PASSAGE SHOWN:
● ● ● ● ●

Does differential torque provide much additional yaw authority in hover?

You may want to retune your feedforward gains with the PID updates and try playing with the new filter parameters. There are now 3 filters per axis, target, error and derivative:
http://ardupilot.org/plane/docs/parameters.html#q-a-rat-rll-fltt-roll-axis-rate-controller-target-frequency-in-hz

I haven’t seen any documentation or discussion on setting the new parameters, but here is what I had in my last Stryker_quad SITL run:

Q_A_RAT_PIT_FF   0.100000
Q_A_RAT_PIT_FLTD 10.000000
Q_A_RAT_PIT_FLTE 0.000000
Q_A_RAT_PIT_FLTT 20.000000

Q_A_RAT_RLL_FF   0.000000
Q_A_RAT_RLL_FLTD 10.000000
Q_A_RAT_RLL_FLTE 0.000000
Q_A_RAT_RLL_FLTT 20.000000

Q_A_RAT_YAW_FF   0.200000
Q_A_RAT_YAW_FLTD 10.000000
Q_A_RAT_YAW_FLTE 1.000000
Q_A_RAT_YAW_FLTT 20.000000

One flight this morning with above parameters. Yaw is stable even at the max descend rate which is 250cm/s and that’s already impressive. But there were almost no wind this morning and the comparison with previous flight is not easy. I will play with FLT parameters next coming days to make my mind.

● ● ● ● ●

TASK BRIEF: Return the entire tuning post word for word. Work from the tuning post alone.

Layout dataset entries:
● ● ● ● ●

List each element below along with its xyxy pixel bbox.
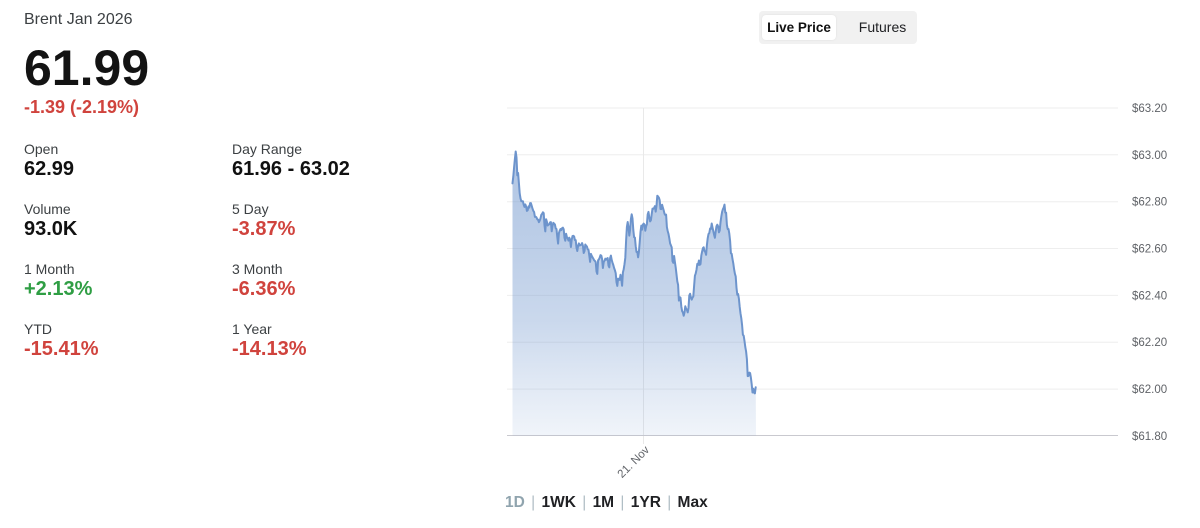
- svg-text:$62.00: $62.00: [1132, 384, 1167, 396]
- svg-text:$62.80: $62.80: [1132, 197, 1167, 209]
- svg-text:21. Nov: 21. Nov: [616, 444, 653, 481]
- svg-text:$62.40: $62.40: [1132, 290, 1167, 302]
- svg-text:$63.20: $63.20: [1132, 103, 1167, 115]
- svg-text:$63.00: $63.00: [1132, 150, 1167, 162]
- svg-text:$62.20: $62.20: [1132, 337, 1167, 349]
- svg-text:$62.60: $62.60: [1132, 244, 1167, 256]
- svg-text:$61.80: $61.80: [1132, 431, 1167, 443]
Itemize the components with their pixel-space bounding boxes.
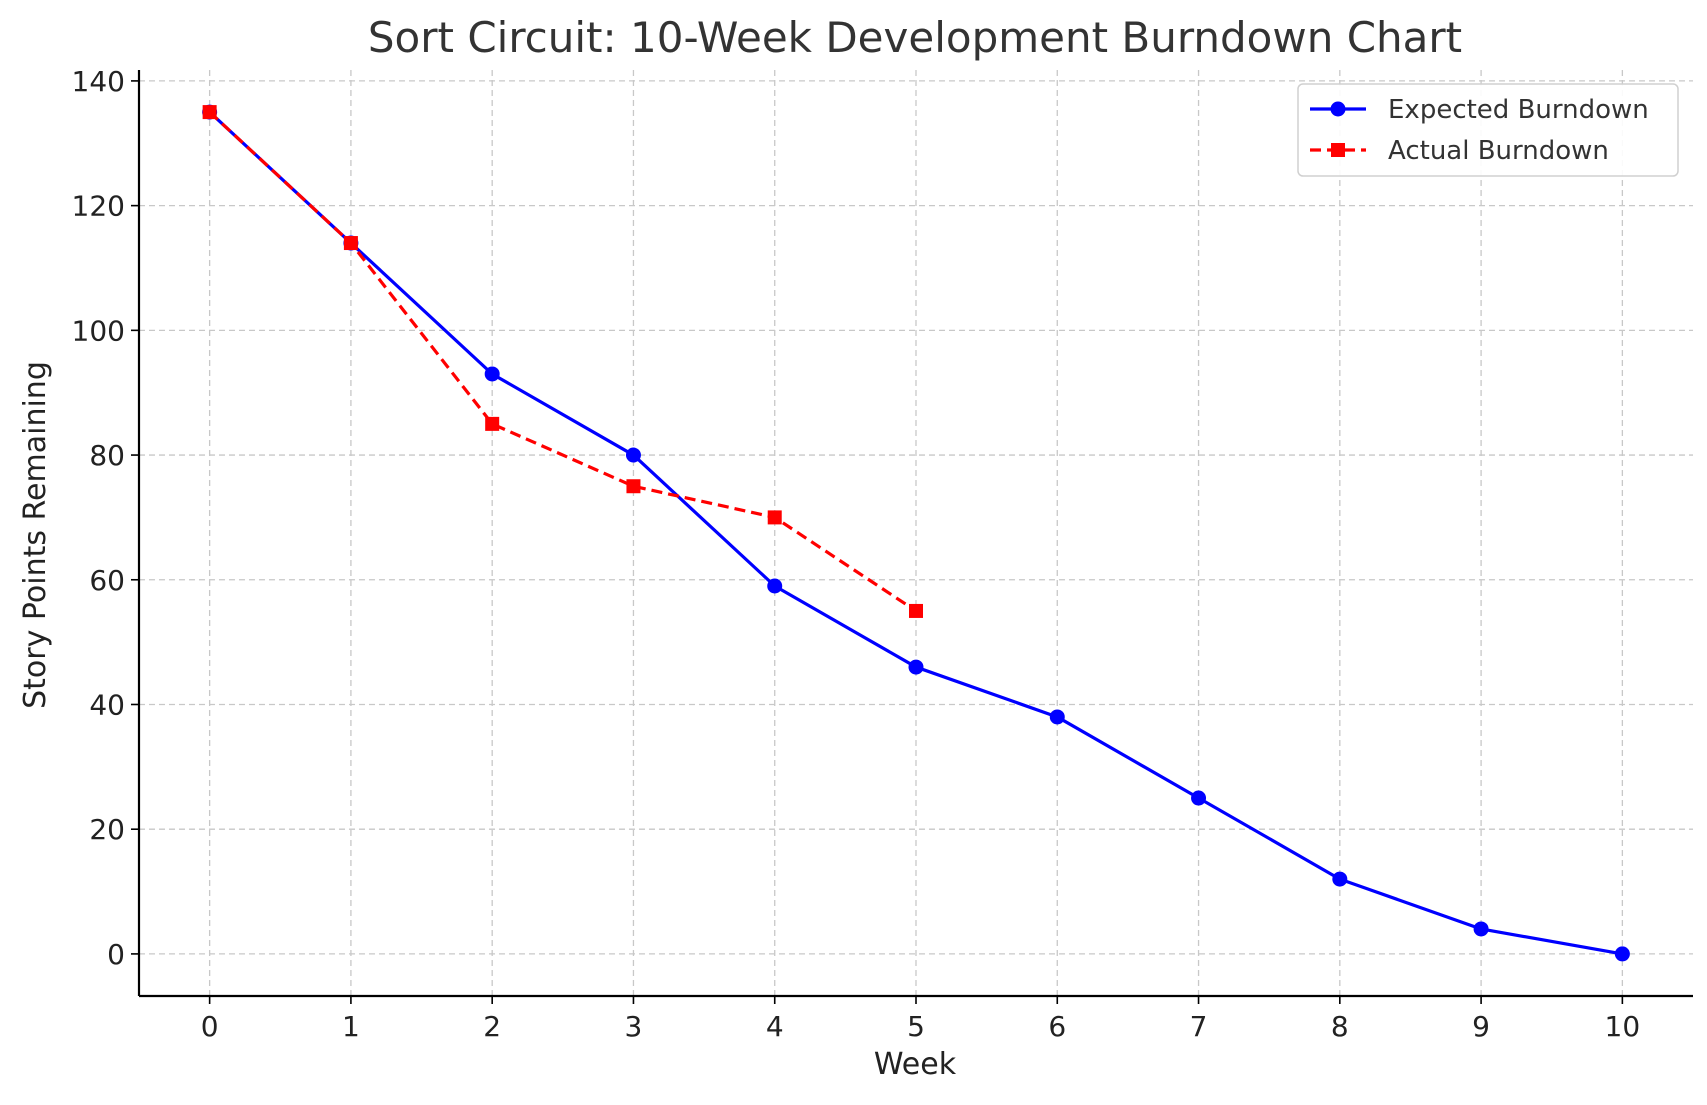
series-1 — [202, 105, 923, 618]
legend-item: Actual Burndown — [1310, 136, 1609, 166]
y-tick-label: 0 — [107, 938, 125, 971]
x-tick-label: 10 — [1605, 1010, 1641, 1043]
legend-label: Expected Burndown — [1388, 95, 1649, 125]
data-point — [485, 416, 500, 431]
data-point — [767, 510, 782, 525]
data-point — [1049, 709, 1065, 725]
data-point — [767, 578, 783, 594]
grid-lines — [139, 70, 1693, 996]
data-point — [202, 105, 217, 120]
x-tick-label: 2 — [483, 1010, 501, 1043]
y-tick-label: 120 — [72, 190, 125, 223]
x-axis-title: Week — [874, 1047, 957, 1082]
legend: Expected Burndown Actual Burndown — [1297, 83, 1679, 177]
axes — [131, 70, 1693, 1004]
x-tick-label: 9 — [1472, 1010, 1490, 1043]
x-tick-label: 7 — [1190, 1010, 1208, 1043]
y-tick-label: 20 — [89, 813, 125, 846]
data-point — [1473, 921, 1489, 937]
x-tick-label: 0 — [201, 1010, 219, 1043]
y-tick-label: 60 — [89, 564, 125, 597]
legend-marker — [1331, 143, 1345, 157]
data-point — [908, 659, 924, 675]
legend-item: Expected Burndown — [1310, 95, 1649, 125]
x-tick-label: 5 — [907, 1010, 925, 1043]
data-point — [1191, 790, 1207, 806]
data-point — [484, 366, 500, 382]
data-point — [343, 236, 358, 251]
y-tick-label: 140 — [72, 65, 125, 98]
y-tick-label: 100 — [72, 314, 125, 347]
y-tick-label: 80 — [89, 439, 125, 472]
chart-title: Sort Circuit: 10-Week Development Burndo… — [368, 13, 1462, 62]
data-point — [1332, 871, 1348, 887]
data-point — [626, 479, 641, 494]
x-tick-label: 1 — [342, 1010, 360, 1043]
x-tick-label: 4 — [766, 1010, 784, 1043]
x-tick-label: 6 — [1048, 1010, 1066, 1043]
series-layer — [202, 104, 1630, 962]
legend-label: Actual Burndown — [1388, 136, 1609, 166]
legend-frame — [1297, 83, 1679, 177]
legend-marker — [1330, 101, 1346, 117]
data-point — [625, 447, 641, 463]
series-line — [208, 110, 917, 613]
data-point — [1614, 946, 1630, 962]
x-tick-label: 8 — [1331, 1010, 1349, 1043]
x-tick-label: 3 — [625, 1010, 643, 1043]
y-tick-label: 40 — [89, 688, 125, 721]
y-axis-title: Story Points Remaining — [18, 361, 53, 709]
data-point — [909, 603, 923, 618]
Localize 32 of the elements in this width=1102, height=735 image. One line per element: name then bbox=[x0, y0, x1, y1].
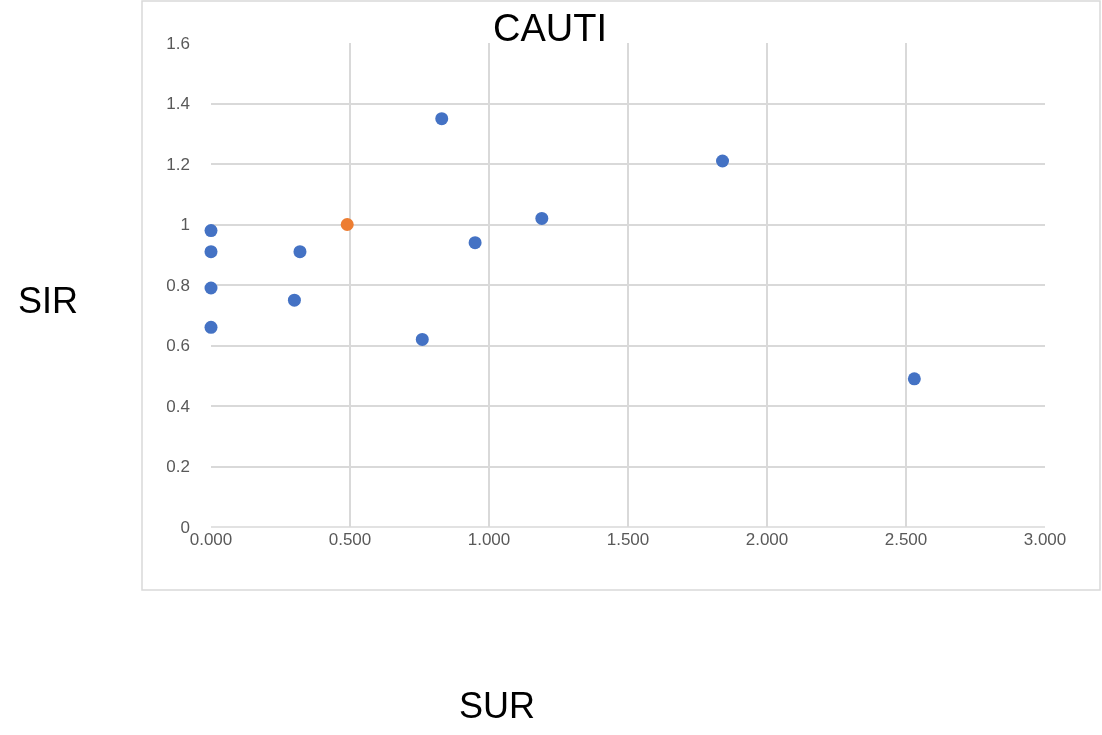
point bbox=[716, 154, 730, 168]
x-tick-label: 3.000 bbox=[1023, 530, 1067, 549]
y-tick-label: 1.2 bbox=[166, 154, 190, 174]
point bbox=[340, 218, 354, 231]
x-tick-label: 2.500 bbox=[884, 530, 928, 549]
x-tick-label: 0.500 bbox=[328, 530, 372, 549]
y-tick-label: 0.2 bbox=[166, 457, 190, 477]
point bbox=[907, 372, 921, 386]
point bbox=[204, 320, 218, 334]
y-tick-label: 1.4 bbox=[166, 94, 190, 114]
point bbox=[287, 293, 301, 307]
chart-title: CAUTI bbox=[493, 7, 607, 49]
point bbox=[535, 211, 549, 225]
x-tick-label: 1.500 bbox=[606, 530, 650, 549]
point bbox=[204, 224, 218, 238]
x-tick-label: 1.000 bbox=[467, 530, 511, 549]
y-tick-label: 1.6 bbox=[166, 33, 190, 53]
y-tick-label: 0.6 bbox=[166, 336, 190, 356]
y-tick-label: 0.8 bbox=[166, 275, 190, 295]
y-tick-label: 0 bbox=[180, 517, 190, 537]
y-axis-title: SIR bbox=[18, 280, 79, 321]
y-tick-label: 1 bbox=[180, 215, 190, 235]
point bbox=[204, 281, 218, 295]
y-tick-label: 0.4 bbox=[166, 396, 190, 416]
point bbox=[468, 236, 482, 250]
point bbox=[293, 245, 307, 259]
x-tick-label: 2.000 bbox=[745, 530, 789, 549]
point bbox=[204, 245, 218, 259]
point bbox=[435, 112, 449, 126]
x-tick-label: 0.000 bbox=[189, 530, 233, 549]
x-axis-title: SUR bbox=[459, 685, 536, 726]
point bbox=[415, 332, 429, 346]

● ● ● ● ●

OUTPUT BELOW:
Does differential torque provide much additional yaw authority in hover?

You may want to retune your feedforward gains with the PID updates and try playing with the new filter parameters. There are now 3 filters per axis, target, error and derivative:
http://ardupilot.org/plane/docs/parameters.html#q-a-rat-rll-fltt-roll-axis-rate-controller-target-frequency-in-hz

I haven’t seen any documentation or discussion on setting the new parameters, but here is what I had in my last Stryker_quad SITL run:

Q_A_RAT_PIT_FF   0.100000
Q_A_RAT_PIT_FLTD 10.000000
Q_A_RAT_PIT_FLTE 0.000000
Q_A_RAT_PIT_FLTT 20.000000

Q_A_RAT_RLL_FF   0.000000
Q_A_RAT_RLL_FLTD 10.000000
Q_A_RAT_RLL_FLTE 0.000000
Q_A_RAT_RLL_FLTT 20.000000

Q_A_RAT_YAW_FF   0.200000
Q_A_RAT_YAW_FLTD 10.000000
Q_A_RAT_YAW_FLTE 1.000000
Q_A_RAT_YAW_FLTT 20.000000

One flight this morning with above parameters. Yaw is stable even at the max descend rate which is 250cm/s and that’s already impressive. But there were almost no wind this morning and the comparison with previous flight is not easy. I will play with FLT parameters next coming days to make my mind.